- [Short problem]:
Go through the listing below and gather every line with the word "Центр".

- [A run of records]:
= = =

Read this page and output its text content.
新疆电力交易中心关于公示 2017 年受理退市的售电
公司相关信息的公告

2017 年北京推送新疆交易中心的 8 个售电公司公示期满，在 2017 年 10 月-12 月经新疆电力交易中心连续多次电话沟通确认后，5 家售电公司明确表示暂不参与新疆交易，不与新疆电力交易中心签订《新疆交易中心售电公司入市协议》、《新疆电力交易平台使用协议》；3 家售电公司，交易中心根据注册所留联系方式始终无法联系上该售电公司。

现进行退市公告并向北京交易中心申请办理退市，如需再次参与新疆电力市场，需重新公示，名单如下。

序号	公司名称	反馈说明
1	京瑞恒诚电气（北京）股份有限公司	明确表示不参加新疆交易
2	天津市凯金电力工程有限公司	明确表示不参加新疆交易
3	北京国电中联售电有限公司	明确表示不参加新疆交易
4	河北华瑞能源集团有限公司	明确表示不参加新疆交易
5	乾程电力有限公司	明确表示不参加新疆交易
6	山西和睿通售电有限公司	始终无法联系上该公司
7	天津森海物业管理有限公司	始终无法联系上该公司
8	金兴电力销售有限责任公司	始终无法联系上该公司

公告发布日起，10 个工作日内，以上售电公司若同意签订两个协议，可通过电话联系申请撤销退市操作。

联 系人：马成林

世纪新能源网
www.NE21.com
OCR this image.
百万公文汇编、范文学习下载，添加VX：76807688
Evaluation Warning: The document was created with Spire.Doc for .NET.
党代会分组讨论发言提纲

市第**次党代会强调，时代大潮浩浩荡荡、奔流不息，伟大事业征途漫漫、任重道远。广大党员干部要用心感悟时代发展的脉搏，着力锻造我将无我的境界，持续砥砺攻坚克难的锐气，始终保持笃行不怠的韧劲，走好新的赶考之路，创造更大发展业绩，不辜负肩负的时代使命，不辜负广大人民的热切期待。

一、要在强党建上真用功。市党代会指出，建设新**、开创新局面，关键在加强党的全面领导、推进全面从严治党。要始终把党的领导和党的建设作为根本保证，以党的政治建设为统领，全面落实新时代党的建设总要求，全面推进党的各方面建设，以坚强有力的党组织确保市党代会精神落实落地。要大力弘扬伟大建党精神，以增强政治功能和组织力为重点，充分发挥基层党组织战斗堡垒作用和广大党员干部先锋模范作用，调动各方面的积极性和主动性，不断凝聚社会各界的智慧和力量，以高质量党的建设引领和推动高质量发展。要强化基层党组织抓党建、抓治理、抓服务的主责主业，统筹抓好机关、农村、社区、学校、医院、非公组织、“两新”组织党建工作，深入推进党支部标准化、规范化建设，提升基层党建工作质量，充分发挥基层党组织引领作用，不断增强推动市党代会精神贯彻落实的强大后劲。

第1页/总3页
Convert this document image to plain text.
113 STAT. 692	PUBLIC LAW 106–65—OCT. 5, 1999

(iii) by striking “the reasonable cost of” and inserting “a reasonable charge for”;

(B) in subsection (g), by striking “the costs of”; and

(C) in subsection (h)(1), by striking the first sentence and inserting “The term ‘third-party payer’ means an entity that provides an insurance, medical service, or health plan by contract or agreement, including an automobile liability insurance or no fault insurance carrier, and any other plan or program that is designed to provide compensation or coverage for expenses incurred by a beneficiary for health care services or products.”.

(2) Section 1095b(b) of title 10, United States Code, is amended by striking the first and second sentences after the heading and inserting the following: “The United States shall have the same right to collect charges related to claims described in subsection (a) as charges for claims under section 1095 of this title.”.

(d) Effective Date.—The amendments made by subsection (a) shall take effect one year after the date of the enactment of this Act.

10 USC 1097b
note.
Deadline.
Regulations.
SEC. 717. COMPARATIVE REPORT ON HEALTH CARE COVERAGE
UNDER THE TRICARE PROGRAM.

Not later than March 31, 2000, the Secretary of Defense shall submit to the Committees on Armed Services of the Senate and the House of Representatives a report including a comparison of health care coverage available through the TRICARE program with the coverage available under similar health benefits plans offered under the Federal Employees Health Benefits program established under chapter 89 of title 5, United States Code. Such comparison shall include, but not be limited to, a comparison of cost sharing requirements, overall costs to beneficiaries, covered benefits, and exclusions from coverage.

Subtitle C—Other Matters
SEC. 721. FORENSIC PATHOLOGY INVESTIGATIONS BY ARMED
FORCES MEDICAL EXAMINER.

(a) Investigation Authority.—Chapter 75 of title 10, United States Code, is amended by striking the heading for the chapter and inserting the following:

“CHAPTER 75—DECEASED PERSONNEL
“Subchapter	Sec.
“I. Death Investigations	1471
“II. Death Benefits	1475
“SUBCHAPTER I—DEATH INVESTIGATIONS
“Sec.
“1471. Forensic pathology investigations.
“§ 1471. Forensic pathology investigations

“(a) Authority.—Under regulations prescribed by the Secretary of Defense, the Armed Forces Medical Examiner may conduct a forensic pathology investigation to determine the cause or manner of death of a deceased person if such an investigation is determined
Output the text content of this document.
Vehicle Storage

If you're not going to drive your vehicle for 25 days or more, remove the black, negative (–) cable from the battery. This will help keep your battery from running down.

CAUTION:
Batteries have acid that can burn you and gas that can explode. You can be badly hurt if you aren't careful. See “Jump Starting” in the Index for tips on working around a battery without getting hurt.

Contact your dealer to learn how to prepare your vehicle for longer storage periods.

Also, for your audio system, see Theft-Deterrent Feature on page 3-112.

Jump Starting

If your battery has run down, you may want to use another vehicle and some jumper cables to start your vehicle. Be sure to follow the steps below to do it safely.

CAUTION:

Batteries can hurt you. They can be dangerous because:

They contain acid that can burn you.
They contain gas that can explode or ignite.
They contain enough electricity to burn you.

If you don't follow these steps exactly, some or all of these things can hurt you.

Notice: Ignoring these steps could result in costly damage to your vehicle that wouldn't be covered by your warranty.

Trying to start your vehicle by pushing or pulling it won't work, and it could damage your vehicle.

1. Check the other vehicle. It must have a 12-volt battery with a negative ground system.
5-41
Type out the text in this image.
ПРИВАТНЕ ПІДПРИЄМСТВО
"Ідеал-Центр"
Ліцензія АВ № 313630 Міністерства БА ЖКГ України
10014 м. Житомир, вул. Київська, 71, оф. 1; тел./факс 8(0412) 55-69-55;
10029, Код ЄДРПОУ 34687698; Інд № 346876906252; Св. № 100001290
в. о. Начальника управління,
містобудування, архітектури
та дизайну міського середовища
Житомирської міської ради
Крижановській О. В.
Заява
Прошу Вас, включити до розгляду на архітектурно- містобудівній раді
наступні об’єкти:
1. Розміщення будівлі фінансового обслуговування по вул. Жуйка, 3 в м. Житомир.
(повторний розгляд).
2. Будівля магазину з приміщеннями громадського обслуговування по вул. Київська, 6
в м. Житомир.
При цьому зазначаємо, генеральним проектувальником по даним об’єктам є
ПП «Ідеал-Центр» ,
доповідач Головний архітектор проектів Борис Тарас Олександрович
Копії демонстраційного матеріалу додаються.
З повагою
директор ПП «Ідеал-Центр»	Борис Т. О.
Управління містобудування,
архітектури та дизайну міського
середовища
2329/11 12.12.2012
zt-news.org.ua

= = =

- [Task answer]:
"Ідеал-Центр"
ПП «Ідеал-Центр» ,
директор ПП «Ідеал-Центр»	Борис Т. О.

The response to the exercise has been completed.